> [TASK REQUIREMENTS]
Copy every line of the following data that includes the string "code".

> [EXERCISE INPUT]
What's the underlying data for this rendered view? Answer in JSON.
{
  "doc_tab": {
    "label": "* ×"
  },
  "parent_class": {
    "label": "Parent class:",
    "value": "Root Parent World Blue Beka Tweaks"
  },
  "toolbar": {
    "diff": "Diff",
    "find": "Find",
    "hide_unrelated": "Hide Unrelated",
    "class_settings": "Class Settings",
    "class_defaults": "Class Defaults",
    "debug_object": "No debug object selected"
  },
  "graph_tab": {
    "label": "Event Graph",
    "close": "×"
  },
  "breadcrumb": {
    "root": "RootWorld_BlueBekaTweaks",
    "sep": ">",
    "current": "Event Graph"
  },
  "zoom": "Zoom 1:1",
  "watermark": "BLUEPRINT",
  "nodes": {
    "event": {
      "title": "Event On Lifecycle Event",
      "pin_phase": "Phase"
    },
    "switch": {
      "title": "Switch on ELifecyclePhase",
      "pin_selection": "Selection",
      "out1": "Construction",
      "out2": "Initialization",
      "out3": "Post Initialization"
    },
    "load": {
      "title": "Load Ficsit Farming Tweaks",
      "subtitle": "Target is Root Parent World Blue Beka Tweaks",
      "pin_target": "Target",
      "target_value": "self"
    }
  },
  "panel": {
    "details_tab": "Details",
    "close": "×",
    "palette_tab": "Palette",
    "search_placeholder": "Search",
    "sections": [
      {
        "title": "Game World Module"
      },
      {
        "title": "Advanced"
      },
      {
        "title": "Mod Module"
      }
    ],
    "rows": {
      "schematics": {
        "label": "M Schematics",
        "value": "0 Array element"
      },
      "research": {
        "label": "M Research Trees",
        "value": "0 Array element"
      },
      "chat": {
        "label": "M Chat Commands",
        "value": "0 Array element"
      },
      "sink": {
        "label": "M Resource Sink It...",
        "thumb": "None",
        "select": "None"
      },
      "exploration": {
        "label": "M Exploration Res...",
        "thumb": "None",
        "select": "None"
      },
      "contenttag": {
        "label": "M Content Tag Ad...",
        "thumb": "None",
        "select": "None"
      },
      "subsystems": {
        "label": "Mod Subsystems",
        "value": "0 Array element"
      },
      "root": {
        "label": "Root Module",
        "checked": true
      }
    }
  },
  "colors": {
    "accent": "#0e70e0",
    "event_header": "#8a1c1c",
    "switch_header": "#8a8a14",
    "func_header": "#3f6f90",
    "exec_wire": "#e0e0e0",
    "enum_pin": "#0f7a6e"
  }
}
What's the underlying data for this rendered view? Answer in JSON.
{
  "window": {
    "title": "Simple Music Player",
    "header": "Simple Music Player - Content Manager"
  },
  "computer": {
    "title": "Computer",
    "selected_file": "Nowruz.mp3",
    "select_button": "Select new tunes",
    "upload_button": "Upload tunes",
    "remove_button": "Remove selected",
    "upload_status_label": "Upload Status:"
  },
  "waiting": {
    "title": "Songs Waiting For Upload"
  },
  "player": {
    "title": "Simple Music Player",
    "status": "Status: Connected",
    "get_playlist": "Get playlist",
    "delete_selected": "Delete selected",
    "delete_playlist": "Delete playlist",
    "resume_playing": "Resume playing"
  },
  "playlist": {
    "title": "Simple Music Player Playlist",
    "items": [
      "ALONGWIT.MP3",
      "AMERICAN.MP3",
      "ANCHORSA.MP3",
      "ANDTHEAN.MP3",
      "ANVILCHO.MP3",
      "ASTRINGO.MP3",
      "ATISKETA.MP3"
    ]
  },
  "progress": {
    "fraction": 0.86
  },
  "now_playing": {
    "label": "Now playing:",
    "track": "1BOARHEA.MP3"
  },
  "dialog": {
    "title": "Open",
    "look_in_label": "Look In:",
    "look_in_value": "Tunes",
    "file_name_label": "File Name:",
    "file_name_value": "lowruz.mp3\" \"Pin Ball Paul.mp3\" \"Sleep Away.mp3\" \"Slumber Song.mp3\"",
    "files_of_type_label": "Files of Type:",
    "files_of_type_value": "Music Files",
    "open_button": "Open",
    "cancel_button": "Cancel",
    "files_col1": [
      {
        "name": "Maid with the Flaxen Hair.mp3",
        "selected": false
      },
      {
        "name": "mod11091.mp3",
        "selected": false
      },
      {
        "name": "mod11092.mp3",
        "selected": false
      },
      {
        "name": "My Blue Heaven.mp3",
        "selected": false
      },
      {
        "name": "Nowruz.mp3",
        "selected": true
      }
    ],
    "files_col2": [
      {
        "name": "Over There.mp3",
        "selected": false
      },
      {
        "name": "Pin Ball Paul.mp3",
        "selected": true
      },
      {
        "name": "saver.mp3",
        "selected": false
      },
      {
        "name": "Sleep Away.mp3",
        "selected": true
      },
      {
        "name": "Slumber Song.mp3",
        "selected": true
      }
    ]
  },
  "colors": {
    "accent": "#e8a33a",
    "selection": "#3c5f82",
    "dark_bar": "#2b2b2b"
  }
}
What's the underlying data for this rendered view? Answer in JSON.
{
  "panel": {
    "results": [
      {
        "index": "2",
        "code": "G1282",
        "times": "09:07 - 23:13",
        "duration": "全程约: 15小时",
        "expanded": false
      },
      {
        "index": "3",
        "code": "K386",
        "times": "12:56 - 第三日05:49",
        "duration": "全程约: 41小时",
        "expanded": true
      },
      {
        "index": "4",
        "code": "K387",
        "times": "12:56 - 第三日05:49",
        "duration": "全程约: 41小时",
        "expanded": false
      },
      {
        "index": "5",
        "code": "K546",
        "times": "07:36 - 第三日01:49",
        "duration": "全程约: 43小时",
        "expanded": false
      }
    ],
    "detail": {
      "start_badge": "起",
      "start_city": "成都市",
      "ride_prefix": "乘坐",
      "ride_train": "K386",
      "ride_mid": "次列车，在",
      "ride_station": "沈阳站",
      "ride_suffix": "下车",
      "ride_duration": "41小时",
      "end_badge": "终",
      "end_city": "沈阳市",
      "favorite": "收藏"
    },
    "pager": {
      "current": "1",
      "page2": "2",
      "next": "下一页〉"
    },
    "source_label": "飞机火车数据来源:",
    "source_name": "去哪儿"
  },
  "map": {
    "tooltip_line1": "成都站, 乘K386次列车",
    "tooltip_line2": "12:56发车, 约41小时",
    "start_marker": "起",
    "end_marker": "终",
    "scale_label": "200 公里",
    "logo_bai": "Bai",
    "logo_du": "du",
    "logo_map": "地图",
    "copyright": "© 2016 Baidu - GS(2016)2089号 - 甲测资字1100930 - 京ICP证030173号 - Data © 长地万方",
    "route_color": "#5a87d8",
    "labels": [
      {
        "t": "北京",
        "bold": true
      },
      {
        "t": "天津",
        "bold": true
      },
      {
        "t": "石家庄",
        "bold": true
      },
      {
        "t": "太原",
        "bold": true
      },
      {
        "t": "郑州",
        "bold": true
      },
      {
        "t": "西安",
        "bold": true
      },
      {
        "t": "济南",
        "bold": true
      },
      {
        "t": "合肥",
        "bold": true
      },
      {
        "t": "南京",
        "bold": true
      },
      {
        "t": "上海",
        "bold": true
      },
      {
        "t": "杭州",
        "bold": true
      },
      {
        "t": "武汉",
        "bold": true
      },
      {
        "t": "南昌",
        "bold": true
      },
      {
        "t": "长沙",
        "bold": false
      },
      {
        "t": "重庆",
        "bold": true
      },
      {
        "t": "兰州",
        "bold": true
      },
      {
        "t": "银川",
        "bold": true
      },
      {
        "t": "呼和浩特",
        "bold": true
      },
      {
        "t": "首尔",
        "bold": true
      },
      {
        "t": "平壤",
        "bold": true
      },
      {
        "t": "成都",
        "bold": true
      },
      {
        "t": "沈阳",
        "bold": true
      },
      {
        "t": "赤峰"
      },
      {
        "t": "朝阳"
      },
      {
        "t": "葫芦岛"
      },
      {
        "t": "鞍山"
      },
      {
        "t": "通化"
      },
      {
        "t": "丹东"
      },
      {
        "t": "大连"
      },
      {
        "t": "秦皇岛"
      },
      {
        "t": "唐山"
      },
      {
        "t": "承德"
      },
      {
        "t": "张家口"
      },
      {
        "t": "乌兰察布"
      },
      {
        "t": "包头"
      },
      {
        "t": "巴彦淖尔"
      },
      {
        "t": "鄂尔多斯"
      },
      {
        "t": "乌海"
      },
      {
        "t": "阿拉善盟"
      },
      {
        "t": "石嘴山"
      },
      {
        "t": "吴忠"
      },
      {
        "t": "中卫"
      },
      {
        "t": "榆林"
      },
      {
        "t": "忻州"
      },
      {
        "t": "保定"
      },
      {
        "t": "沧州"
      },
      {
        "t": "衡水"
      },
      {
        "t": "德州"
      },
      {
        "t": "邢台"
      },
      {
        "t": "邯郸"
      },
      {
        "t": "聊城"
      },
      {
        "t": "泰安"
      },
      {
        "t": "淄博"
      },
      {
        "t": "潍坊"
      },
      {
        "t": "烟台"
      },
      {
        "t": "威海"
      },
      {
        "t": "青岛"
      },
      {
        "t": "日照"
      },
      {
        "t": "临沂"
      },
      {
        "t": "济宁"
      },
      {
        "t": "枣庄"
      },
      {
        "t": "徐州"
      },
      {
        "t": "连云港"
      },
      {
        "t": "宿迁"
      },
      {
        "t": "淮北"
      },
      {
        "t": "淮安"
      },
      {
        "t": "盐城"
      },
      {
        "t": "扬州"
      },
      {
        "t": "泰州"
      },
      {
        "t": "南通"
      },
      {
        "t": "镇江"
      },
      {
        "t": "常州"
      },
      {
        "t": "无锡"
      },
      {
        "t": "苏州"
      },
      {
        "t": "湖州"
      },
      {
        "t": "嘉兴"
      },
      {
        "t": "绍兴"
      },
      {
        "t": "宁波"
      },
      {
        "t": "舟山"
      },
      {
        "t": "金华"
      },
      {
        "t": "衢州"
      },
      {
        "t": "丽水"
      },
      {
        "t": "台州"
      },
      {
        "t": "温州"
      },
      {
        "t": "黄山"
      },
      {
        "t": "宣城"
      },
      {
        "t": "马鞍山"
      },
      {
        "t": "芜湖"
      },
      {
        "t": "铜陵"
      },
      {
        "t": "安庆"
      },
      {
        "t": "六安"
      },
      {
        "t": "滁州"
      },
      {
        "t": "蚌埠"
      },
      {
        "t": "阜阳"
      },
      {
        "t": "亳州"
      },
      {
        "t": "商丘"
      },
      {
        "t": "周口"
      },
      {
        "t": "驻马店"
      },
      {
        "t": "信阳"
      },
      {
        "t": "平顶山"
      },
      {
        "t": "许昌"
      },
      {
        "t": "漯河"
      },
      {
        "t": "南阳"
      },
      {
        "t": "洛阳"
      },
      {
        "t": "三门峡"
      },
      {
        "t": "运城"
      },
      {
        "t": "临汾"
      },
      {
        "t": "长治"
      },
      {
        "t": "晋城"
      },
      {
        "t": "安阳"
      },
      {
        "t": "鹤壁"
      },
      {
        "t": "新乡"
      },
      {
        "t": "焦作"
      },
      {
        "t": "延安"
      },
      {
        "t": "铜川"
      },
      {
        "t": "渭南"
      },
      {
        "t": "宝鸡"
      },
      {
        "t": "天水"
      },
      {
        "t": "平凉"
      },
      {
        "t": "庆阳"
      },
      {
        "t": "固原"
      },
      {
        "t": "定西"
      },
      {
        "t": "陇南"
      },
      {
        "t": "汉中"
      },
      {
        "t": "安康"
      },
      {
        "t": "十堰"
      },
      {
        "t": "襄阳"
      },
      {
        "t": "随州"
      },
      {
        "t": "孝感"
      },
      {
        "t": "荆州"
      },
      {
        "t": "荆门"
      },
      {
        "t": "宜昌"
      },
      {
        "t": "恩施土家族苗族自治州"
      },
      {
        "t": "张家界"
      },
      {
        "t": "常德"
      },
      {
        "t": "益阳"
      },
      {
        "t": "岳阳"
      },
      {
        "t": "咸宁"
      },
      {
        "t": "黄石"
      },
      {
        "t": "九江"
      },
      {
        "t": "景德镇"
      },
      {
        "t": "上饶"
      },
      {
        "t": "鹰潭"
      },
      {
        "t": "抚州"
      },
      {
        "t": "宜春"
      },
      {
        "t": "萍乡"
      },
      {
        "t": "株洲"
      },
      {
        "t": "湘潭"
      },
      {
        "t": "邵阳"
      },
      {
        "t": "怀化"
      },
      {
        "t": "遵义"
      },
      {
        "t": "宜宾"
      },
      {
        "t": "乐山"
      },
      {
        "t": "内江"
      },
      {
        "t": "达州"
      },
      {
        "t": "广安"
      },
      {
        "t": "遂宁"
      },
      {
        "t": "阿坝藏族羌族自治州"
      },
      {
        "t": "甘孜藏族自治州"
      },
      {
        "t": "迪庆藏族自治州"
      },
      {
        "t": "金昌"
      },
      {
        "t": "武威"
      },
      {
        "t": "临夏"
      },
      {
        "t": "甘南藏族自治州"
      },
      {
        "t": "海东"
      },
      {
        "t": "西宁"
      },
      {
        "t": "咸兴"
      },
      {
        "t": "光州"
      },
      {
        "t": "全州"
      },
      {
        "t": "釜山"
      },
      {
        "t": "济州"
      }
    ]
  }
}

> [EXERCISE SOLUTION]
        "code": "G1282",
        "code": "K386",
        "code": "K387",
        "code": "K546",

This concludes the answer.